Work to complete - List every line below containing "يمكنه".

Stored data -
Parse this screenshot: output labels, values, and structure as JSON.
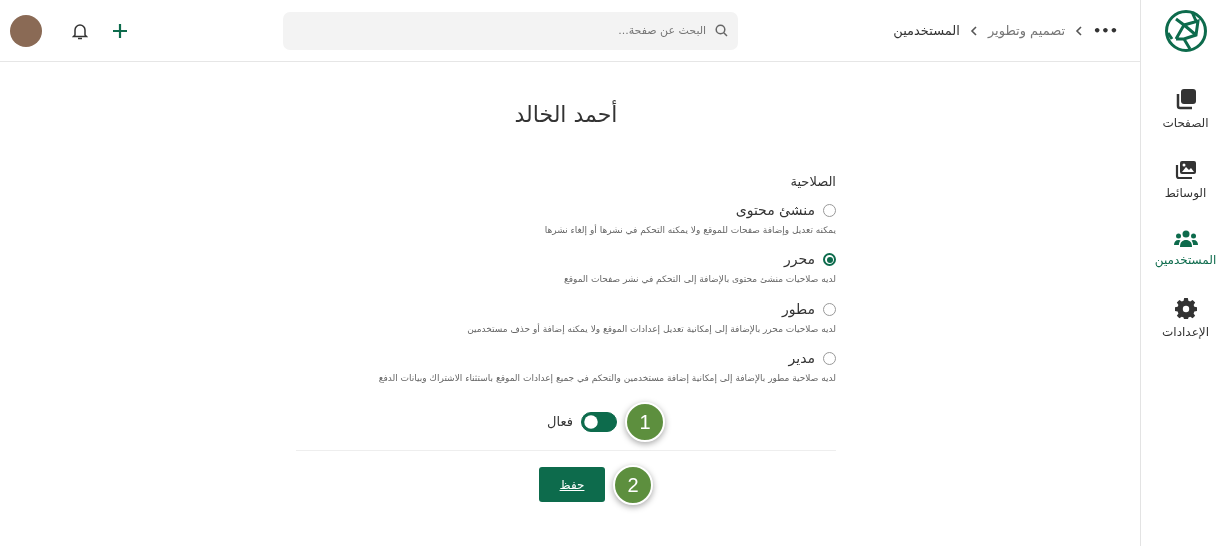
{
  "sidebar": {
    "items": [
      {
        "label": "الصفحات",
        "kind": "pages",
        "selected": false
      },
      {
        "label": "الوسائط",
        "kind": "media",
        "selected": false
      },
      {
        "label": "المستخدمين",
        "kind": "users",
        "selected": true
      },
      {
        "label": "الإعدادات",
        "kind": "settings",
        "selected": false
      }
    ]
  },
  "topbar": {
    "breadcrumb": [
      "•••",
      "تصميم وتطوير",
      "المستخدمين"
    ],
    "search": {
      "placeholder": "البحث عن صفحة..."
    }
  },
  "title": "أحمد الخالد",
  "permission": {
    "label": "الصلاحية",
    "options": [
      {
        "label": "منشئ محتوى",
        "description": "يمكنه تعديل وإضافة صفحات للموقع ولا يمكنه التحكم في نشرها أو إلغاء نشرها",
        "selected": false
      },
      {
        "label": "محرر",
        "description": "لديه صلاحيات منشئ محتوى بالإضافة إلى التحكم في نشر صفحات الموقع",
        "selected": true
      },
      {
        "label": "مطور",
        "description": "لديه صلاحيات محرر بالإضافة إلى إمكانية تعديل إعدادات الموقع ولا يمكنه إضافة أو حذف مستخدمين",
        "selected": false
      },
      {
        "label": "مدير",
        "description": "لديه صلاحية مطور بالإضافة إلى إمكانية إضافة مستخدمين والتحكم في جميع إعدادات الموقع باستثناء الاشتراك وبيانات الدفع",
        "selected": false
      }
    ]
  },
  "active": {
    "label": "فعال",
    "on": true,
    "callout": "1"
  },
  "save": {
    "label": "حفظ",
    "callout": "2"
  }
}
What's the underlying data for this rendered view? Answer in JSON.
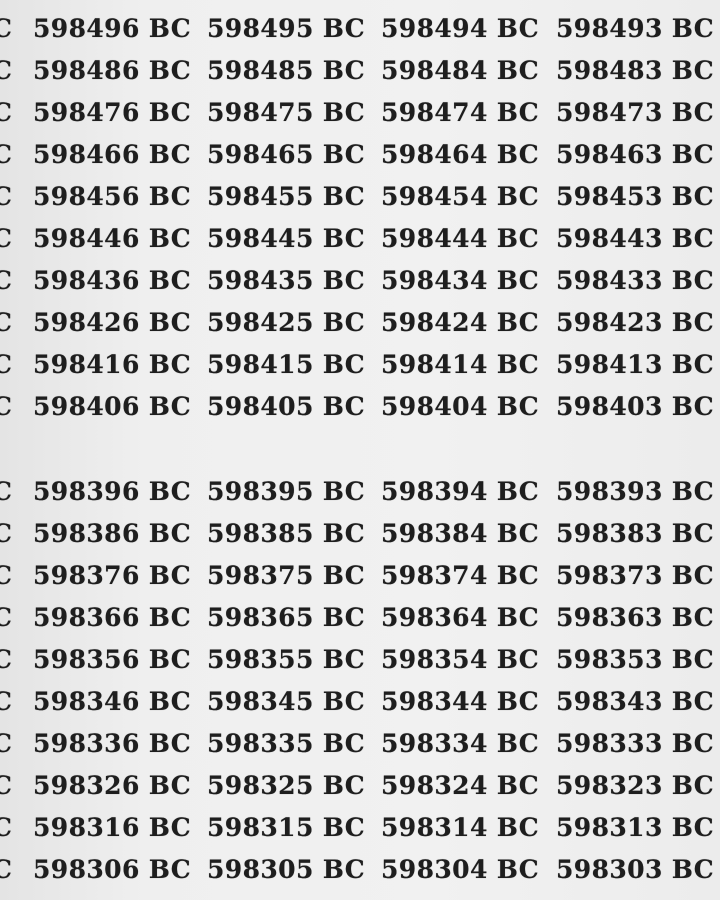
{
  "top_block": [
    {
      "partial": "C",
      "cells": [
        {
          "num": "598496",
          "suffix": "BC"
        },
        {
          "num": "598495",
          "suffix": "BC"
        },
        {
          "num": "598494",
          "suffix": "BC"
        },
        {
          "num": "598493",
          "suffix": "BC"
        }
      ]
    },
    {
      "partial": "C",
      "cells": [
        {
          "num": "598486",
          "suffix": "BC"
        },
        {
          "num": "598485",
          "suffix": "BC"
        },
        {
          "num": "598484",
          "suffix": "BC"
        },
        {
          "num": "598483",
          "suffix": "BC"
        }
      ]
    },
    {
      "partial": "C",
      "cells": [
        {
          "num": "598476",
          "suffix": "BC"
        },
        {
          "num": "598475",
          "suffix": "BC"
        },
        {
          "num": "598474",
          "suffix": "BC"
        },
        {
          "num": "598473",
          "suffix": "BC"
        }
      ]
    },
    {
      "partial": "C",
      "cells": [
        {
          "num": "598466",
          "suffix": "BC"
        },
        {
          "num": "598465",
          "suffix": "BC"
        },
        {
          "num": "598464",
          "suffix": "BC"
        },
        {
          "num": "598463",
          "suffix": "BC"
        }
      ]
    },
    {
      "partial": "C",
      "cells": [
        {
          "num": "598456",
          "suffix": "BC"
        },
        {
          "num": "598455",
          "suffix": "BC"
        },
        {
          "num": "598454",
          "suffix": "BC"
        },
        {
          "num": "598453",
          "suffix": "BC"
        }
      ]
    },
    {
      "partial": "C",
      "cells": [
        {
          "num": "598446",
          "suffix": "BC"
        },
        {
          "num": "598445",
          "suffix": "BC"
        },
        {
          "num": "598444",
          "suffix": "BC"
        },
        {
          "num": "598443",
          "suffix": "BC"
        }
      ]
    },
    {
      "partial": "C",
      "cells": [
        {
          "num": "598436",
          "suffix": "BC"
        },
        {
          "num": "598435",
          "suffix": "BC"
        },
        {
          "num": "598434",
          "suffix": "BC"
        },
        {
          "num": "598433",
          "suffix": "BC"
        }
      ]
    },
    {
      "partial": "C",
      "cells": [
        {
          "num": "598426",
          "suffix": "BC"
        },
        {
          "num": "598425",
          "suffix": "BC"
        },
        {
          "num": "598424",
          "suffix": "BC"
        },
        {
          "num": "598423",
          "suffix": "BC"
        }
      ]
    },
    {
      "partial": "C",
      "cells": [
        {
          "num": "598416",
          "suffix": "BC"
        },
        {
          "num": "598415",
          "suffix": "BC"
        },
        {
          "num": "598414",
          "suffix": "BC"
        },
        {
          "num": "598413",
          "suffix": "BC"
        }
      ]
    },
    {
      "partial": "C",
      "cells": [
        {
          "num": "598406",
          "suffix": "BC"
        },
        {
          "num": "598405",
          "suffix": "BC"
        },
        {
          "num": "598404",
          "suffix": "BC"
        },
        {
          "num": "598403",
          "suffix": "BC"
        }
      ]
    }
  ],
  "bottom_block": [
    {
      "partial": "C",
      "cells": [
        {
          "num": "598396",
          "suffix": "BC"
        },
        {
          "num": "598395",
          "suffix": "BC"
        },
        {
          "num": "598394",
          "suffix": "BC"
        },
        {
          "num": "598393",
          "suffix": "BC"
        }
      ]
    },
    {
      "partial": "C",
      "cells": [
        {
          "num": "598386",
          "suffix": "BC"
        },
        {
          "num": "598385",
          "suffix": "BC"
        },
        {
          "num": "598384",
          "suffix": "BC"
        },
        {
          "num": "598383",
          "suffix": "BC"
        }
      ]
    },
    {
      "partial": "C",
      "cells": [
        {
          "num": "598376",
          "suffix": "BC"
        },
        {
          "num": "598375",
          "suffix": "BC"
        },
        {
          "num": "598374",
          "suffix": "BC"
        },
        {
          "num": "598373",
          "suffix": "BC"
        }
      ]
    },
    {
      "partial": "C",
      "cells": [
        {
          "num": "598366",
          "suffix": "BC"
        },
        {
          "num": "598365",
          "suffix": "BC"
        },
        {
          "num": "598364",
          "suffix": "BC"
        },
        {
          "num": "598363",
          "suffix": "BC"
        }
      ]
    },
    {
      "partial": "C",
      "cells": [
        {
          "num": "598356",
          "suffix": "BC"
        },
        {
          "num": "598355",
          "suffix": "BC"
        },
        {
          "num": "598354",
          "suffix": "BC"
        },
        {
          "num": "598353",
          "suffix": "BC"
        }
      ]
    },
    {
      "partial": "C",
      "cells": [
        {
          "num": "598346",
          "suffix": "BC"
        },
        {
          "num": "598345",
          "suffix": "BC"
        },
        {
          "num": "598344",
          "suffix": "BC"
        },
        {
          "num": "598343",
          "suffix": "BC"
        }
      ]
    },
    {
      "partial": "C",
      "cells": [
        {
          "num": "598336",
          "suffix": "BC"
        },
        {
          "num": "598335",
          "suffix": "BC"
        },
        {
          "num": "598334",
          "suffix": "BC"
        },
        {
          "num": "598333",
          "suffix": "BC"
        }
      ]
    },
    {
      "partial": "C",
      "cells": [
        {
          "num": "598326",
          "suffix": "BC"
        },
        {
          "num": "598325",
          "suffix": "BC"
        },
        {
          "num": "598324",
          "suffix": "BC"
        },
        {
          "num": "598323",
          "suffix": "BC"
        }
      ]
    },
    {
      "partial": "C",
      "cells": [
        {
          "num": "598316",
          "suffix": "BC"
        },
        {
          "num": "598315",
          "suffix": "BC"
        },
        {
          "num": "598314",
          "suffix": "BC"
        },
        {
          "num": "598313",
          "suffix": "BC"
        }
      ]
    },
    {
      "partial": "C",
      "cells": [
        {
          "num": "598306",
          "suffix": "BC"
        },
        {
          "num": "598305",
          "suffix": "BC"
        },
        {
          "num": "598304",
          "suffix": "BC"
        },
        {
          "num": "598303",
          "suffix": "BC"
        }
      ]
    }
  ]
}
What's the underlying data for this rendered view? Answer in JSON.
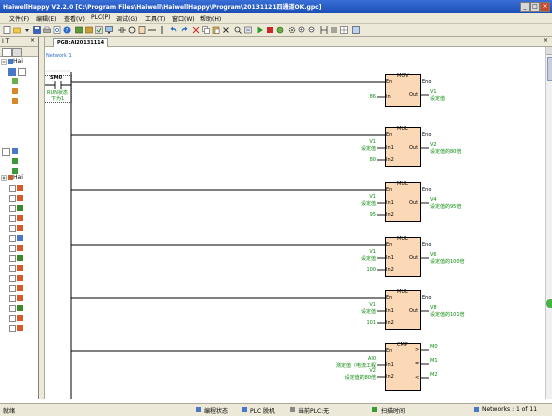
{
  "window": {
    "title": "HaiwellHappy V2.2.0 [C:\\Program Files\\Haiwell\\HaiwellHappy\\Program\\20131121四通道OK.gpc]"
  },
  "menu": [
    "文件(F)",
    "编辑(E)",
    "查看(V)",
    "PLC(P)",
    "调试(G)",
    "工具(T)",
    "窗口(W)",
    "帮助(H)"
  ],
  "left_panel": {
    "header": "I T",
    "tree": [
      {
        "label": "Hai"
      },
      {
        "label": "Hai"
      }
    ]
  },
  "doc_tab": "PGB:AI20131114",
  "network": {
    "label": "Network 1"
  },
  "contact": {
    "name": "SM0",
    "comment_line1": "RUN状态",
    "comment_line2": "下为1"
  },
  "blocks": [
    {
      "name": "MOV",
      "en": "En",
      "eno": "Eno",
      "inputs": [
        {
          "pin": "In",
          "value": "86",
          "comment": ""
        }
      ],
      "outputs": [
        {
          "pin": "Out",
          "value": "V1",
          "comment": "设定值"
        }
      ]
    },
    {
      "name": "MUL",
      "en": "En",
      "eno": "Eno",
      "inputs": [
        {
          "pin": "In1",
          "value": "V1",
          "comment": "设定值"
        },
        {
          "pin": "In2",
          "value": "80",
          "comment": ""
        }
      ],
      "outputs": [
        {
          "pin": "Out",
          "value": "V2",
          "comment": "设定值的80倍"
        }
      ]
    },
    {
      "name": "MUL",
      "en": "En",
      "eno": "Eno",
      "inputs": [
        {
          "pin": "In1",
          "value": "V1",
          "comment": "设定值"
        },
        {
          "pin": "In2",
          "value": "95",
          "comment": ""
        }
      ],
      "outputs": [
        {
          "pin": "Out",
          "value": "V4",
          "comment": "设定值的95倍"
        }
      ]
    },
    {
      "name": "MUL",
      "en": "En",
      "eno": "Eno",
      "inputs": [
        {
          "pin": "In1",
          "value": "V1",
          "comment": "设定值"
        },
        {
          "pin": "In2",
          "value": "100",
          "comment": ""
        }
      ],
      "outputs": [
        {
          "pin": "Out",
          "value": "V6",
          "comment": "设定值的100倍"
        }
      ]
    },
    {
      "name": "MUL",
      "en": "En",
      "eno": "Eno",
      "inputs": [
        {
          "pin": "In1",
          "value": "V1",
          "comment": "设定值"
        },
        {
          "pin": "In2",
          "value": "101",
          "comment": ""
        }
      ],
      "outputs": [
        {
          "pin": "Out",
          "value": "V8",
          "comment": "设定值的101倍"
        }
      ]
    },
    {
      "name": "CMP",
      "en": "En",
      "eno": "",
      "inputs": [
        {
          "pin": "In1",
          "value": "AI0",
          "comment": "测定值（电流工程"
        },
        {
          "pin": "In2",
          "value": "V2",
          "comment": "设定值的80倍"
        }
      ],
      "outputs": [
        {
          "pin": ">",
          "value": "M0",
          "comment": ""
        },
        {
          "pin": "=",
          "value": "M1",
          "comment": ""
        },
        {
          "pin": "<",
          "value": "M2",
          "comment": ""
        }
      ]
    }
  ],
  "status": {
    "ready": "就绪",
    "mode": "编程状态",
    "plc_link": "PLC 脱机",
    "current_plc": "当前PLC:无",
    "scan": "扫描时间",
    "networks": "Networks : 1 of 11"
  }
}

Result of this task -
        "description": "يمكنه تعديل وإضافة صفحات للموقع ولا يمكنه التحكم في نشرها أو إلغاء نشرها",
        "description": "لديه صلاحيات محرر بالإضافة إلى إمكانية تعديل إعدادات الموقع ولا يمكنه إضافة أو حذف مستخدمين",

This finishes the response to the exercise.